> _Task brief_:
Find the word "title" in the material below and gather every line that contains it.

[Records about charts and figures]
────────────────

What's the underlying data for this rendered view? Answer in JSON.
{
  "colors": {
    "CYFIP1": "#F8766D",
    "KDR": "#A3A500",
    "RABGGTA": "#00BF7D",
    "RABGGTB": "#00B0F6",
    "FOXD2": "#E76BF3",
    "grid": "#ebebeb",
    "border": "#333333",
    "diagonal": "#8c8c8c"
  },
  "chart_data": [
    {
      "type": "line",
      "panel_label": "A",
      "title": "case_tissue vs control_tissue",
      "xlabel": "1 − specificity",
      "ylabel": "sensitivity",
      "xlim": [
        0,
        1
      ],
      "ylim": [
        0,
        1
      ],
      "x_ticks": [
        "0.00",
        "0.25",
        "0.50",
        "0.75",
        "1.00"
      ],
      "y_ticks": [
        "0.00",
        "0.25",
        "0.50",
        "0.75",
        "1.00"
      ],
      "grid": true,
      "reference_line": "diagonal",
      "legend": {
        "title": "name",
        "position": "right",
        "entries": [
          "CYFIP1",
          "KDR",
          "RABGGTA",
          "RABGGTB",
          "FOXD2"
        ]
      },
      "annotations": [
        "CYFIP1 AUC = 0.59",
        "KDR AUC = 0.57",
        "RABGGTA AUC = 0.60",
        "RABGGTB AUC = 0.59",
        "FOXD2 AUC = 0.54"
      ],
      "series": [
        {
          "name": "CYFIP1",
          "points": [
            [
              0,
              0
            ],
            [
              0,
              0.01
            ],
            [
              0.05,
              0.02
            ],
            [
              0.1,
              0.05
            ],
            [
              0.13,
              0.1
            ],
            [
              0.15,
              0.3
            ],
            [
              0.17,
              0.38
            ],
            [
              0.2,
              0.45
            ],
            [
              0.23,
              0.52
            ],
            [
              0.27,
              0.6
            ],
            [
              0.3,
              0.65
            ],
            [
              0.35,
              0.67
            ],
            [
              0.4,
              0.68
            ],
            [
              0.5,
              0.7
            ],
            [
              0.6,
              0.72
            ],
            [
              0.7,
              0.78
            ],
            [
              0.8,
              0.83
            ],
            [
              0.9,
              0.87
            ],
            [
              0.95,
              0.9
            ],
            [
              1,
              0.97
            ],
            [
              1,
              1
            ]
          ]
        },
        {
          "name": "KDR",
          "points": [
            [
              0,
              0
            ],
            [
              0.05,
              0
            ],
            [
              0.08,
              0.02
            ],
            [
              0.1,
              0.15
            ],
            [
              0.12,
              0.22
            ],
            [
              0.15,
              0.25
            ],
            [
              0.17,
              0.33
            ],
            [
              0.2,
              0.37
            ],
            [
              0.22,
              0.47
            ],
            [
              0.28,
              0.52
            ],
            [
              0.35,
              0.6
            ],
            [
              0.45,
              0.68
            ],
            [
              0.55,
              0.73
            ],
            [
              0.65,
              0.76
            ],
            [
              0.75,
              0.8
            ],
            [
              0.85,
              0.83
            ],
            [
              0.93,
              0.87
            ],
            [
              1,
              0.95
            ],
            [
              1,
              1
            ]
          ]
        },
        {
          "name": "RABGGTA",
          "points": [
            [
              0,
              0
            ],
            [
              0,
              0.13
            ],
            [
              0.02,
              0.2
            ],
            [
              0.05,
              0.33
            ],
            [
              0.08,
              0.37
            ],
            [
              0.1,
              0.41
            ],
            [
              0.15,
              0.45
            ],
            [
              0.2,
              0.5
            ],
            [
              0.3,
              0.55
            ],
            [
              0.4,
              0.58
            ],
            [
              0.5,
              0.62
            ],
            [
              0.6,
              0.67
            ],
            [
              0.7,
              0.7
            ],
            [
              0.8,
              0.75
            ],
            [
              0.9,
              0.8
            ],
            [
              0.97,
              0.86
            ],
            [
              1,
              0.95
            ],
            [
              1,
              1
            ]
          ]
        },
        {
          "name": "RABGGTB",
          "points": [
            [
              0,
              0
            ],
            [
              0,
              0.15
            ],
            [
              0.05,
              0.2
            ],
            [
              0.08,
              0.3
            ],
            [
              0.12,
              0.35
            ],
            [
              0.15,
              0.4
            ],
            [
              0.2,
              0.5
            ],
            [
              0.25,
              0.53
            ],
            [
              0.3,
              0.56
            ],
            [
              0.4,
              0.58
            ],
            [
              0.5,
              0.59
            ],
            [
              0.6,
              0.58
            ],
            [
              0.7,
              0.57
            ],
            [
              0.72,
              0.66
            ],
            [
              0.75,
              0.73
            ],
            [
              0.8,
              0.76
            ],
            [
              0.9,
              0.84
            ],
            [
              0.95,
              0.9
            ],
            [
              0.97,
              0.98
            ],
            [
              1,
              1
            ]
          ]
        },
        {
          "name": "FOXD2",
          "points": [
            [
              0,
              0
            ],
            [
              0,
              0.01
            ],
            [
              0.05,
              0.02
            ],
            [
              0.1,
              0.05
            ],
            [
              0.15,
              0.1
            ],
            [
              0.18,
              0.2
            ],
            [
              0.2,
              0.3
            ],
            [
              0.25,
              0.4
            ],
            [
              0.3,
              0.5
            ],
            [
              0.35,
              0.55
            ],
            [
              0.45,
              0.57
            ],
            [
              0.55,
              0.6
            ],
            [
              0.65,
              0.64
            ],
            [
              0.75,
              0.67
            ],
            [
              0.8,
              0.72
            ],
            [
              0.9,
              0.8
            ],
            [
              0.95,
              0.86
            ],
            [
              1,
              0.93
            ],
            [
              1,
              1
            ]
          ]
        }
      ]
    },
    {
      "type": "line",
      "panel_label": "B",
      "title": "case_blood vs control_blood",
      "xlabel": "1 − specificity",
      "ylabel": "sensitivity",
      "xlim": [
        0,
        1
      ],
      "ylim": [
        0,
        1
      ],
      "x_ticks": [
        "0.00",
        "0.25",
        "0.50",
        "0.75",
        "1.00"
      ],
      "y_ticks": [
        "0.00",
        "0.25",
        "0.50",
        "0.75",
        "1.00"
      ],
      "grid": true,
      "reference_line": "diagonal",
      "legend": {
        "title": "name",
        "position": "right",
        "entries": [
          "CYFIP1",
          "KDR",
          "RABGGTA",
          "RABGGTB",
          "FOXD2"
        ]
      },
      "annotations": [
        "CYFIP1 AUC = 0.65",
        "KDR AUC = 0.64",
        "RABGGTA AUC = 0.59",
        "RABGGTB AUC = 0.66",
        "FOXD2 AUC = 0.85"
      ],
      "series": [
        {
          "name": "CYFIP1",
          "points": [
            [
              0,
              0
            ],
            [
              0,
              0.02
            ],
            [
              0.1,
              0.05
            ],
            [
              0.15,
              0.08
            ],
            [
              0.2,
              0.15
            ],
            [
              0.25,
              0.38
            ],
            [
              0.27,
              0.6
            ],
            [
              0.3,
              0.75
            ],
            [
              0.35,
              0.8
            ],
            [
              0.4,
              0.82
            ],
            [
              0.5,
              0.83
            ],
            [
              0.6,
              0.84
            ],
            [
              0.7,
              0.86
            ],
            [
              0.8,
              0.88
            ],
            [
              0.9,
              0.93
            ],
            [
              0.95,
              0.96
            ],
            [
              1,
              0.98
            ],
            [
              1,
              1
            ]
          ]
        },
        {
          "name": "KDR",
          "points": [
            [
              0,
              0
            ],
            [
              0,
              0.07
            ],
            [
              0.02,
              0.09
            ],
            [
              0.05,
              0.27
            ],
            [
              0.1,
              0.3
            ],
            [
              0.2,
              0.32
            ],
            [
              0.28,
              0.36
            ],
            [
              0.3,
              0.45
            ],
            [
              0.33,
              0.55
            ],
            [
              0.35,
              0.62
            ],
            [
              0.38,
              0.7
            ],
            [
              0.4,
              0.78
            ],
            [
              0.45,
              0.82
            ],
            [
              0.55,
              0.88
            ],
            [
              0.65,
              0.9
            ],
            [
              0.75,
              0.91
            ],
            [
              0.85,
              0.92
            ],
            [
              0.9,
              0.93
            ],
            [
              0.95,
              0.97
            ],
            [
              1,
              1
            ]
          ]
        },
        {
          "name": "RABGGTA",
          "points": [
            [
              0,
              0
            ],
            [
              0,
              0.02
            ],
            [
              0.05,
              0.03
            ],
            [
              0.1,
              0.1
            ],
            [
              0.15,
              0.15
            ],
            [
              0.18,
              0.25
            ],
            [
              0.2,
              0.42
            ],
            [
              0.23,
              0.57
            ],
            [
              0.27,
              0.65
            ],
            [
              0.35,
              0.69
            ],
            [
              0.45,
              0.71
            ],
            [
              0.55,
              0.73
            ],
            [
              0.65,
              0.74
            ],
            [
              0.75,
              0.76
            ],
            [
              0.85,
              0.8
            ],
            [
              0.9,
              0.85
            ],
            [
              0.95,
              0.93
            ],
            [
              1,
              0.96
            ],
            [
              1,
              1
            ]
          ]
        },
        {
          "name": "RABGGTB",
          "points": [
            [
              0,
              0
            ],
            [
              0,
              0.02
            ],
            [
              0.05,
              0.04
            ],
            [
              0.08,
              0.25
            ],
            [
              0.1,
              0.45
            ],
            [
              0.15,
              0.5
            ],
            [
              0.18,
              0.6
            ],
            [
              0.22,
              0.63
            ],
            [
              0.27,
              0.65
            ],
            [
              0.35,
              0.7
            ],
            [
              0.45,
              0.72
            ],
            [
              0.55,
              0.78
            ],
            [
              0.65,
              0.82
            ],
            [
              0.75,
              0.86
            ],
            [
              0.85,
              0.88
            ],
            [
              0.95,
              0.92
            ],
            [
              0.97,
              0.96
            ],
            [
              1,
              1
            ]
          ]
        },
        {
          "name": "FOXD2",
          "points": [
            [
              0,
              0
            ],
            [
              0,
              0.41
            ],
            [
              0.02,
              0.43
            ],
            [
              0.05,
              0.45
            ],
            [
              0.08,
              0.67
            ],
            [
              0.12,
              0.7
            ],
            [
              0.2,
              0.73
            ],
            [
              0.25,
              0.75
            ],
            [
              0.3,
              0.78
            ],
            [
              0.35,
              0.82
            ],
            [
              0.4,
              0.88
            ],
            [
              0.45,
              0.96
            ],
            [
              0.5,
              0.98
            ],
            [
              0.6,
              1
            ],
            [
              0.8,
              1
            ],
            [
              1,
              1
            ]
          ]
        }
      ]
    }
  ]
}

────────────────

> _Output of the exercise_:
      "title": "case_tissue vs control_tissue",
        "title": "name",
      "title": "case_blood vs control_blood",
        "title": "name",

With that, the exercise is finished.